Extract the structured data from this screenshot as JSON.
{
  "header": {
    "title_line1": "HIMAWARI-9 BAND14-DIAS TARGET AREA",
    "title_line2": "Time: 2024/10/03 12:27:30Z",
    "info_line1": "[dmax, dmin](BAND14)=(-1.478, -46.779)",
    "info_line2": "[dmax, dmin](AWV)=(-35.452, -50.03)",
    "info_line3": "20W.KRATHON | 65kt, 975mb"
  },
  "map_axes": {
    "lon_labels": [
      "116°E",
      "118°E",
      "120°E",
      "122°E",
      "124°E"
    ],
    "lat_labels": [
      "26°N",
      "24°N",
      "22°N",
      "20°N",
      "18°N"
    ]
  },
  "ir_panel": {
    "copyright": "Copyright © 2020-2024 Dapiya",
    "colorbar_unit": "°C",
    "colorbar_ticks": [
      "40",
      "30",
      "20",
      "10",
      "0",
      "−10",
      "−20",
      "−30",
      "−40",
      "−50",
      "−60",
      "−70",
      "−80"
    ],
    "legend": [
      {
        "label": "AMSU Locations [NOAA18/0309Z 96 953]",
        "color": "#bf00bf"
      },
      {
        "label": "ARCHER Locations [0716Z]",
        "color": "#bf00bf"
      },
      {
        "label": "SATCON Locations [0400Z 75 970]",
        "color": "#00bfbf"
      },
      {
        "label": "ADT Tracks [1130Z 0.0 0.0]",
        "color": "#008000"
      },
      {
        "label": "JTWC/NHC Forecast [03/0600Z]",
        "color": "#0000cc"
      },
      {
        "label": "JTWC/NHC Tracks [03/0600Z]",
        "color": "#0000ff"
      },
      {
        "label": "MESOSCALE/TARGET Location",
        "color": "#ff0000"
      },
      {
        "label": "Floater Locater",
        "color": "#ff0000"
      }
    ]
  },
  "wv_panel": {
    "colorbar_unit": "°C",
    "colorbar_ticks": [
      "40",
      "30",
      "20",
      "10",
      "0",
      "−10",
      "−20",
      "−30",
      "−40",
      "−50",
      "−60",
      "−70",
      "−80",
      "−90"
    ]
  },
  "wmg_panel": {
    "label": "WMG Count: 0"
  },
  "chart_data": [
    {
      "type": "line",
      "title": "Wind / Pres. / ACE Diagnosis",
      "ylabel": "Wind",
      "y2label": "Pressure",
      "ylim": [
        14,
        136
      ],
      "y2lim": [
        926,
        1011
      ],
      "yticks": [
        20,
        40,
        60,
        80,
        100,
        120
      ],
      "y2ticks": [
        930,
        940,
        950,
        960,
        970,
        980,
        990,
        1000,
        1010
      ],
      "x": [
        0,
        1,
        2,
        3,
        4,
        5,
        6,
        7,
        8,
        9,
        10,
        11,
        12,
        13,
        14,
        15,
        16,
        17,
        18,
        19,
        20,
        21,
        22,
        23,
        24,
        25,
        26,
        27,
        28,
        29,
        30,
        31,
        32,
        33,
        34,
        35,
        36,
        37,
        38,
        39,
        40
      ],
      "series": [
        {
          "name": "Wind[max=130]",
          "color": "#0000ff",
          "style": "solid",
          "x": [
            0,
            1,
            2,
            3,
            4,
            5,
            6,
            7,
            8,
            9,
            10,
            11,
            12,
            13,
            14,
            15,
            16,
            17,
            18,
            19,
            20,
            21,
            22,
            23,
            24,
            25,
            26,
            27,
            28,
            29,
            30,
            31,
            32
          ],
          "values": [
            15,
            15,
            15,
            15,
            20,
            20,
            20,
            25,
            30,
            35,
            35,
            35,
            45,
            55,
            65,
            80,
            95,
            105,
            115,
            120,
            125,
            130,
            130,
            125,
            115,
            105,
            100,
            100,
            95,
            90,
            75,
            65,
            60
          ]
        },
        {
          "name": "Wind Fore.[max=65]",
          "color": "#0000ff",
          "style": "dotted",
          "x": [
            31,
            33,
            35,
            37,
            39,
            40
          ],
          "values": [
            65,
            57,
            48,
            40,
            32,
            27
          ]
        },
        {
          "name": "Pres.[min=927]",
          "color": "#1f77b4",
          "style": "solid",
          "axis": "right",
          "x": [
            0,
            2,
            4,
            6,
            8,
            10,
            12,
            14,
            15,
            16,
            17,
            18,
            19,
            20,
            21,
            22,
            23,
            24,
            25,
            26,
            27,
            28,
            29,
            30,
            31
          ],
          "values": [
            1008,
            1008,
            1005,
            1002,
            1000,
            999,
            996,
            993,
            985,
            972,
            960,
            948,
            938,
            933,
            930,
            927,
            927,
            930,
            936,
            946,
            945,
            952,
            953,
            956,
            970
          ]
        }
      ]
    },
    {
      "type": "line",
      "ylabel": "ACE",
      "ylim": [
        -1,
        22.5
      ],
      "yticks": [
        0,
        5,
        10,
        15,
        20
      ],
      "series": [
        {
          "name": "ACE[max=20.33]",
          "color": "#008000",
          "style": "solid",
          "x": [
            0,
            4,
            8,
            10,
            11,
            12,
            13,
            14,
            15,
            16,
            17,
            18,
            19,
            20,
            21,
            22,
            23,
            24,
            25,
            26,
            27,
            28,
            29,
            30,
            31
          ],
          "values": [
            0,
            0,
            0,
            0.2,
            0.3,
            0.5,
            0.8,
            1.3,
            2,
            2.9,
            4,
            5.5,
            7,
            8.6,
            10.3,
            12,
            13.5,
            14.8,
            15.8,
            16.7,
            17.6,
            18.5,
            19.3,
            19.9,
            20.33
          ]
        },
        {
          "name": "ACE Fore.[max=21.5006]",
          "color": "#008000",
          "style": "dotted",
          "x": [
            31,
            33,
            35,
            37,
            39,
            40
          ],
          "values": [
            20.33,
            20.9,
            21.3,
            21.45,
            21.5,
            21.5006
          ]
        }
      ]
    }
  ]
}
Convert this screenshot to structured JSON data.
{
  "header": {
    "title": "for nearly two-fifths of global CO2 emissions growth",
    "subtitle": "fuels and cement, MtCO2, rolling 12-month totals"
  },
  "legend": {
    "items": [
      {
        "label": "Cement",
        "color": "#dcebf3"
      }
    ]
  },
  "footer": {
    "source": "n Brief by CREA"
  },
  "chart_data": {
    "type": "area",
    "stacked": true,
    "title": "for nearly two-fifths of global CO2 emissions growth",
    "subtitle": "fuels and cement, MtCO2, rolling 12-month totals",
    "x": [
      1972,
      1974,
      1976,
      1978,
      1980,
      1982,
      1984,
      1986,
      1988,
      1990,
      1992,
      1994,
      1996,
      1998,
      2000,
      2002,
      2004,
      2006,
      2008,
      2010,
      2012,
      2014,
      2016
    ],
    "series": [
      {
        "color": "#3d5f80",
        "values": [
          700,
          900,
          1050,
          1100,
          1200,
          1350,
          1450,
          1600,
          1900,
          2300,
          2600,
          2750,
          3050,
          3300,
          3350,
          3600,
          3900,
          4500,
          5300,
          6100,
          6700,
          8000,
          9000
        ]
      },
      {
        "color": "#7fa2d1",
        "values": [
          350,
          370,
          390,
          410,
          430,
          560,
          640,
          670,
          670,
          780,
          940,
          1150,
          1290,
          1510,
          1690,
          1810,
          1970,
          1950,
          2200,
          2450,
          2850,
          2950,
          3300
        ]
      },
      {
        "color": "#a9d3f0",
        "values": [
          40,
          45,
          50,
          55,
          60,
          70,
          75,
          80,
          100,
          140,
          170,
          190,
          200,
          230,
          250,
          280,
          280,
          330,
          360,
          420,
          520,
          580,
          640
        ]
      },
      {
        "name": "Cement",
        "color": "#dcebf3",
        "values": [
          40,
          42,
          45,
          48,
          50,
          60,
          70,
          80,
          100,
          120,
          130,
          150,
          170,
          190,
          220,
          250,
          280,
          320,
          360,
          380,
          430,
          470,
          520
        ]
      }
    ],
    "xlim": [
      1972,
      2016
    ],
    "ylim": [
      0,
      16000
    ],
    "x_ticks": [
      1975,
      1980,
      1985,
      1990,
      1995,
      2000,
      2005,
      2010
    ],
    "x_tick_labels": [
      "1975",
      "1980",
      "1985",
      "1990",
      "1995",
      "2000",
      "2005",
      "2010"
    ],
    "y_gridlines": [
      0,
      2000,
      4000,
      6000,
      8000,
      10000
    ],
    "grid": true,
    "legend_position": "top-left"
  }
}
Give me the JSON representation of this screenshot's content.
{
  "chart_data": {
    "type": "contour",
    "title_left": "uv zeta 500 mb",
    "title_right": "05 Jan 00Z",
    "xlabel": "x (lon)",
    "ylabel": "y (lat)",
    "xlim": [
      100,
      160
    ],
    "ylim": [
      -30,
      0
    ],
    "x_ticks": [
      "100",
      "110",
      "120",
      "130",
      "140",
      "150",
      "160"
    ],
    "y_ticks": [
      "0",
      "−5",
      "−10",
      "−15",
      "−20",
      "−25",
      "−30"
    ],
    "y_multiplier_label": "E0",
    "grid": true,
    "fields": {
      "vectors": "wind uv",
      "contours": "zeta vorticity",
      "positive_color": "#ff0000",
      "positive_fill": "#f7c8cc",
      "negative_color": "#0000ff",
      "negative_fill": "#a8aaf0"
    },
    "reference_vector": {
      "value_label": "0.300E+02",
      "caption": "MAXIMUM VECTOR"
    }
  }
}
□ □ □ □ □
Reproduce, word for word, only the lines from the one that contains "Give me the" through the final line.

--- Finished answer ---
Give me the JSON representation of this screenshot's content.
{
  "chart_data": {
    "type": "contour",
    "title_left": "uv zeta 500 mb",
    "title_right": "05 Jan 00Z",
    "xlabel": "x (lon)",
    "ylabel": "y (lat)",
    "xlim": [
      100,
      160
    ],
    "ylim": [
      -30,
      0
    ],
    "x_ticks": [
      "100",
      "110",
      "120",
      "130",
      "140",
      "150",
      "160"
    ],
    "y_ticks": [
      "0",
      "−5",
      "−10",
      "−15",
      "−20",
      "−25",
      "−30"
    ],
    "y_multiplier_label": "E0",
    "grid": true,
    "fields": {
      "vectors": "wind uv",
      "contours": "zeta vorticity",
      "positive_color": "#ff0000",
      "positive_fill": "#f7c8cc",
      "negative_color": "#0000ff",
      "negative_fill": "#a8aaf0"
    },
    "reference_vector": {
      "value_label": "0.300E+02",
      "caption": "MAXIMUM VECTOR"
    }
  }
}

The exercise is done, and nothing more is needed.